**Requirements**
Your task is to repeat all of the material exactly.

— Start Supplied data —

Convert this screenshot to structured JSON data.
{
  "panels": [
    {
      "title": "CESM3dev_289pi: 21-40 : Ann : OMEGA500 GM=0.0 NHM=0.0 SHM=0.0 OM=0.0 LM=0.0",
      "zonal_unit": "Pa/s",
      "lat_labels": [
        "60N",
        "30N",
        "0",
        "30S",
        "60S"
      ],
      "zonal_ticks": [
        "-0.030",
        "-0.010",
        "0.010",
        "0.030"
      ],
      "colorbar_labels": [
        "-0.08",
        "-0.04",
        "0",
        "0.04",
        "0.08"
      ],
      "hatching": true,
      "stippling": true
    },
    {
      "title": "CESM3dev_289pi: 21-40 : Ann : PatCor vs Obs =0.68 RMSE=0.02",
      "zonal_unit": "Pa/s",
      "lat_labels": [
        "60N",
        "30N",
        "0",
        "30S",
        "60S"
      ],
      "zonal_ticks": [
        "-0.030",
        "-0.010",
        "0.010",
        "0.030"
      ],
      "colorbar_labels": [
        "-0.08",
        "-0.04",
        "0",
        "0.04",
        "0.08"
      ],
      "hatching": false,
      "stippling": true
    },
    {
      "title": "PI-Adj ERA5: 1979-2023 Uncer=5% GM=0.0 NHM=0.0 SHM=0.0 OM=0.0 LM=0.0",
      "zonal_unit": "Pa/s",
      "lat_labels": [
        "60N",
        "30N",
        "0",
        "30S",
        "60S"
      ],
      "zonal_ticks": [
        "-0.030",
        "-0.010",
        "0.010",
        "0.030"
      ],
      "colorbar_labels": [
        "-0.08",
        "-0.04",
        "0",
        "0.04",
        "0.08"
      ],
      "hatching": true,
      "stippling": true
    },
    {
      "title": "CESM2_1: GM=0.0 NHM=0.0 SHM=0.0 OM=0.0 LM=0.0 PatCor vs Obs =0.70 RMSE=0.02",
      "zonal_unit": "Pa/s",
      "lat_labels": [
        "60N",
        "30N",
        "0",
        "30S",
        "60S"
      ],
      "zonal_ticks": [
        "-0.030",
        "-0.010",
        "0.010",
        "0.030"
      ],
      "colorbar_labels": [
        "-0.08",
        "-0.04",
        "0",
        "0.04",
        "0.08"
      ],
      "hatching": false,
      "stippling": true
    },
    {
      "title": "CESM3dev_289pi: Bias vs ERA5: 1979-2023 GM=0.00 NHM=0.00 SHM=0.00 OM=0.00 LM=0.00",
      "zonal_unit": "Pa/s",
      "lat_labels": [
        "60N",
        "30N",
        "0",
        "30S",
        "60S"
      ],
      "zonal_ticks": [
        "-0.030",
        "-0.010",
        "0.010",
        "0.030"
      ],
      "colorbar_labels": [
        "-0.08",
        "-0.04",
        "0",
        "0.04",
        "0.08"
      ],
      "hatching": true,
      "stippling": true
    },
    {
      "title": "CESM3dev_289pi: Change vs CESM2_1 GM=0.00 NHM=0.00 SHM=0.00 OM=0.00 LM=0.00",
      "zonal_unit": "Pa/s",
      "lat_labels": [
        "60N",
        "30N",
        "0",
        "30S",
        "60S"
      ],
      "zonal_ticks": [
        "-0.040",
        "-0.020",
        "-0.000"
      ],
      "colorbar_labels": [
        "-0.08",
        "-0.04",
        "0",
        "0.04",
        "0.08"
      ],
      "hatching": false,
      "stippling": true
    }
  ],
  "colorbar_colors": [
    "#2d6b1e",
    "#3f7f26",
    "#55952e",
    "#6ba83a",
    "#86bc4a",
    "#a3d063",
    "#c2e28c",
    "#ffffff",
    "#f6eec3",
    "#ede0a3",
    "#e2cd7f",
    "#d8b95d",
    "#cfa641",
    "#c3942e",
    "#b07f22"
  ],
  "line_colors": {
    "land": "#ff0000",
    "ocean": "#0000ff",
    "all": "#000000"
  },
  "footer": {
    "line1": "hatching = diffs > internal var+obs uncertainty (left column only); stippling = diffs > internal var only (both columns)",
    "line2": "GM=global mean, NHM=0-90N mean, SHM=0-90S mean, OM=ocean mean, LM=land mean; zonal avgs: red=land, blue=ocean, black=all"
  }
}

— End Supplied data —

**Written response**
Convert this screenshot to structured JSON data.
{
  "panels": [
    {
      "title": "CESM3dev_289pi: 21-40 : Ann : OMEGA500 GM=0.0 NHM=0.0 SHM=0.0 OM=0.0 LM=0.0",
      "zonal_unit": "Pa/s",
      "lat_labels": [
        "60N",
        "30N",
        "0",
        "30S",
        "60S"
      ],
      "zonal_ticks": [
        "-0.030",
        "-0.010",
        "0.010",
        "0.030"
      ],
      "colorbar_labels": [
        "-0.08",
        "-0.04",
        "0",
        "0.04",
        "0.08"
      ],
      "hatching": true,
      "stippling": true
    },
    {
      "title": "CESM3dev_289pi: 21-40 : Ann : PatCor vs Obs =0.68 RMSE=0.02",
      "zonal_unit": "Pa/s",
      "lat_labels": [
        "60N",
        "30N",
        "0",
        "30S",
        "60S"
      ],
      "zonal_ticks": [
        "-0.030",
        "-0.010",
        "0.010",
        "0.030"
      ],
      "colorbar_labels": [
        "-0.08",
        "-0.04",
        "0",
        "0.04",
        "0.08"
      ],
      "hatching": false,
      "stippling": true
    },
    {
      "title": "PI-Adj ERA5: 1979-2023 Uncer=5% GM=0.0 NHM=0.0 SHM=0.0 OM=0.0 LM=0.0",
      "zonal_unit": "Pa/s",
      "lat_labels": [
        "60N",
        "30N",
        "0",
        "30S",
        "60S"
      ],
      "zonal_ticks": [
        "-0.030",
        "-0.010",
        "0.010",
        "0.030"
      ],
      "colorbar_labels": [
        "-0.08",
        "-0.04",
        "0",
        "0.04",
        "0.08"
      ],
      "hatching": true,
      "stippling": true
    },
    {
      "title": "CESM2_1: GM=0.0 NHM=0.0 SHM=0.0 OM=0.0 LM=0.0 PatCor vs Obs =0.70 RMSE=0.02",
      "zonal_unit": "Pa/s",
      "lat_labels": [
        "60N",
        "30N",
        "0",
        "30S",
        "60S"
      ],
      "zonal_ticks": [
        "-0.030",
        "-0.010",
        "0.010",
        "0.030"
      ],
      "colorbar_labels": [
        "-0.08",
        "-0.04",
        "0",
        "0.04",
        "0.08"
      ],
      "hatching": false,
      "stippling": true
    },
    {
      "title": "CESM3dev_289pi: Bias vs ERA5: 1979-2023 GM=0.00 NHM=0.00 SHM=0.00 OM=0.00 LM=0.00",
      "zonal_unit": "Pa/s",
      "lat_labels": [
        "60N",
        "30N",
        "0",
        "30S",
        "60S"
      ],
      "zonal_ticks": [
        "-0.030",
        "-0.010",
        "0.010",
        "0.030"
      ],
      "colorbar_labels": [
        "-0.08",
        "-0.04",
        "0",
        "0.04",
        "0.08"
      ],
      "hatching": true,
      "stippling": true
    },
    {
      "title": "CESM3dev_289pi: Change vs CESM2_1 GM=0.00 NHM=0.00 SHM=0.00 OM=0.00 LM=0.00",
      "zonal_unit": "Pa/s",
      "lat_labels": [
        "60N",
        "30N",
        "0",
        "30S",
        "60S"
      ],
      "zonal_ticks": [
        "-0.040",
        "-0.020",
        "-0.000"
      ],
      "colorbar_labels": [
        "-0.08",
        "-0.04",
        "0",
        "0.04",
        "0.08"
      ],
      "hatching": false,
      "stippling": true
    }
  ],
  "colorbar_colors": [
    "#2d6b1e",
    "#3f7f26",
    "#55952e",
    "#6ba83a",
    "#86bc4a",
    "#a3d063",
    "#c2e28c",
    "#ffffff",
    "#f6eec3",
    "#ede0a3",
    "#e2cd7f",
    "#d8b95d",
    "#cfa641",
    "#c3942e",
    "#b07f22"
  ],
  "line_colors": {
    "land": "#ff0000",
    "ocean": "#0000ff",
    "all": "#000000"
  },
  "footer": {
    "line1": "hatching = diffs > internal var+obs uncertainty (left column only); stippling = diffs > internal var only (both columns)",
    "line2": "GM=global mean, NHM=0-90N mean, SHM=0-90S mean, OM=ocean mean, LM=land mean; zonal avgs: red=land, blue=ocean, black=all"
  }
}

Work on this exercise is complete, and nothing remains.